- _Activity 1_: Translate into Spanish this sentence from the court judgment excerpt below: "When proceedings have begun without any notice, the subsequent proceedings are null and void and may be disregarded or set aside at the option of the other party."
- _Activity 2_: From the court judgment excerpt below, return without changes the portion that begins at the words containing "9 Prism Payment" and ends with "A 212/2011 (HC).".

- _Passage provided_:
When proceedings have begun without any notice, the subsequent proceedings are null and void and may be disregarded or set aside at the option of the other party. However, if the initiating document such as the summons was served incorrectly, the subsequent proceedings are not void, but may be voided: the summons may be set aside as an irregular step although the court may condone the irregularity.’


[25] This is however not the end of the plaintiff’s potential problems in respect of the third defendant, as is evident from the points in limine raised but the plaintiff cleared the first hurdle in its effort to move the matter forward with the overriding objective of the rules in mind.


[26] Although the matter before me is quite distinguishable from the case law I was referred to, i.e. the Kapuire and the matter of Witvlei Meat (Pty) Ltd & Others v Disciplinary Committee for Legal Practitioners & Others10, I however associate myself with the view that one should guard against sterile formalism.


[27] My order is as set out above.


Judge’s signature

Note to the parties:




Not applicable.

Counsel:

Plaintiffs

Defendants

Adv Van Zyl

Instructed by Engling Stritter and Partners





1 Plaintiff’s heads of argument para 2.

2 (HC-MD-CIV-ACT-OTH-2017-01508) [2017] NAHCMD 297 (18 October 2017).

3 Steinberg v Cosmopolitan National bank of Chicago 1973 (3) SA 885 (RA) at 892B-C.

4 Standard Bank of Namibia Ltd v Maletzky & Others at para 21.

5 First National Bank of SA Ltd v Ganyesa Bottle Store (Pty) Ltd and Others and First National Bank of SA Ltd v Schweizer Drankwinkel (Pty) Ltd and Another 1998 (4) SA 565 (NCD) at 568 B.

6 (4) Where at any premises contemplated in subrule (2) or (3), no person is willing to accept service, service may be effected by affixing a copy of the process to - (a) …; or (b) if this is not accessible, any other place to which the public has access.

7 ‘5.3 In any event, the Plaintiff irregularly attempted already on 27 April 2021 to serve said Combined Summons on the Secretary of Mr Naude, which service was rejected and not accepted, as neither Mr Naude nor his Secretay held any Power of Attorney from the Third Defendant to accept or receive service of the Combined Summons in term of Rule 8(2)(e), which should have taken place in Hong Kong, China, in accordance with Rule 11 and no application or leave to sue by Edictal Citation was granted or obtained against the Third Defendant, as pleaded.’

8 Pole v Gundlefinger 1909 TS 734.

9 Prism Payment Technologies v Altech information Technologies 2012 (5) SA 267 (GSJ) at 271H-272A.

10 Kapuire and the matter of Witvlei Meat (Pty) Ltd & Others v Disciplinary Committee for Legal Practitioners & Others Case No. A 212/2011 (HC).

(Document layout analysis data)

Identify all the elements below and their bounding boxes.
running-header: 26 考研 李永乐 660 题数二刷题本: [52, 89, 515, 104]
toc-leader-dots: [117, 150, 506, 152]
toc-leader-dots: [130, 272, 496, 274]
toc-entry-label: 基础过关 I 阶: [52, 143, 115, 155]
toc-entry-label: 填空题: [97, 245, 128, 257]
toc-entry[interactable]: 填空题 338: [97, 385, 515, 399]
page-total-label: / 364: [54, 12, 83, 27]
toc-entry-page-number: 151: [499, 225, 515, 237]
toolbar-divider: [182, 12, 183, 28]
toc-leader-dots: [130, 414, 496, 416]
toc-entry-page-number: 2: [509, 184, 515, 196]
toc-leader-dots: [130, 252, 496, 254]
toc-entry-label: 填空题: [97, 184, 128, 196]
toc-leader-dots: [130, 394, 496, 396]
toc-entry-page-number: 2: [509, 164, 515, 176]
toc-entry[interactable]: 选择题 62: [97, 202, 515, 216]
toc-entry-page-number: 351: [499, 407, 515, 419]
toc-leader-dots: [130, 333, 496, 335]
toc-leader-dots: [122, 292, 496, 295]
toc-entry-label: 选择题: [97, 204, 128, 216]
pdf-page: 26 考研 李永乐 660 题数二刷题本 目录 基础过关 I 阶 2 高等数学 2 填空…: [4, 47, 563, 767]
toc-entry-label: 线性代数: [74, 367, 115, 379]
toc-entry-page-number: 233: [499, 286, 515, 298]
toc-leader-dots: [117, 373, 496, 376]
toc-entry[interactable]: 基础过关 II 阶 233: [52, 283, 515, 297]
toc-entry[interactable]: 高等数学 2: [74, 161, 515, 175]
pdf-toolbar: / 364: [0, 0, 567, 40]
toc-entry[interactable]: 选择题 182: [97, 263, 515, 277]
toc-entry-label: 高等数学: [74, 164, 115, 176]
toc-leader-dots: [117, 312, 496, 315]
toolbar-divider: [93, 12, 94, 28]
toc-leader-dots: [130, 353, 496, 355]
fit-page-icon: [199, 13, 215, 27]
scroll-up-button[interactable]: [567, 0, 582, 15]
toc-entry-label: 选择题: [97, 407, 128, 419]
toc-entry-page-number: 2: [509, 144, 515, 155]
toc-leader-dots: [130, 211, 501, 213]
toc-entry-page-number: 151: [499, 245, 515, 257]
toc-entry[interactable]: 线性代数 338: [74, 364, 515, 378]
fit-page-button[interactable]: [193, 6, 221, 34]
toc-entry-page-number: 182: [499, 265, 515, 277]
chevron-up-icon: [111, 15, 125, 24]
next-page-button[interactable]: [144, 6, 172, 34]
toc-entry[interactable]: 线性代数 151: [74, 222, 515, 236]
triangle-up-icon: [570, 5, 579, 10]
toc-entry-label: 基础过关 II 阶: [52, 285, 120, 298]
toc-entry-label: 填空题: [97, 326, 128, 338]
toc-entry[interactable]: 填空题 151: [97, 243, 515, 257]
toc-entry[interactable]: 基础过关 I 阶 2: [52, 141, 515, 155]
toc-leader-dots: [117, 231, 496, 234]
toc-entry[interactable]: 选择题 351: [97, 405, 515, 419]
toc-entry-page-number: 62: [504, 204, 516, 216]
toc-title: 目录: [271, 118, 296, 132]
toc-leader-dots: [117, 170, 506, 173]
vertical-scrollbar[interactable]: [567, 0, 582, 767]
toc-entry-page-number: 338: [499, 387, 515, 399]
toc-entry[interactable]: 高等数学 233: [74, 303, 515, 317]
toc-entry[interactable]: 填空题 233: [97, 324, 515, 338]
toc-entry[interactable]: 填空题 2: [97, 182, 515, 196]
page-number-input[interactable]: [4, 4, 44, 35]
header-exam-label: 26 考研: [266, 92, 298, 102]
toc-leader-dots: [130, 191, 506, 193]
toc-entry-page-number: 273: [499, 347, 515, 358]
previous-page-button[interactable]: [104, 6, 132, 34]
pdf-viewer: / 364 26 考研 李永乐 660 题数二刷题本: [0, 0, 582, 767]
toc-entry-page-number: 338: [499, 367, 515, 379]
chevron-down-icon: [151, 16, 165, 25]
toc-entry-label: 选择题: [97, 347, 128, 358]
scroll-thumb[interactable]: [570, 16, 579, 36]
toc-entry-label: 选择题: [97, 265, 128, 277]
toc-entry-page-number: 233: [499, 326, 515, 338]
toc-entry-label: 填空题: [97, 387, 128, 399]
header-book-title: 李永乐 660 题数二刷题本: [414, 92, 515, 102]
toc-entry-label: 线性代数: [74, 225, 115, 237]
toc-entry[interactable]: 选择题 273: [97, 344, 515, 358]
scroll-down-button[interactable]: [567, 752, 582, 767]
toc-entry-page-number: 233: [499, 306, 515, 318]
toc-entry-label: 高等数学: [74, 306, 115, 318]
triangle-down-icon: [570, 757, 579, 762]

- _Your solution 1_: Cuando se han iniciado actuaciones sin notificación alguna, las actuaciones posteriores son nulas y sin efecto y pueden ser ignoradas o anuladas a elección de la otra parte.

- _Your solution 2_:
9 Prism Payment Technologies v Altech information Technologies 2012 (5) SA 267 (GSJ) at 271H-272A.

10 Kapuire and the matter of Witvlei Meat (Pty) Ltd & Others v Disciplinary Committee for Legal Practitioners & Others Case No. A 212/2011 (HC).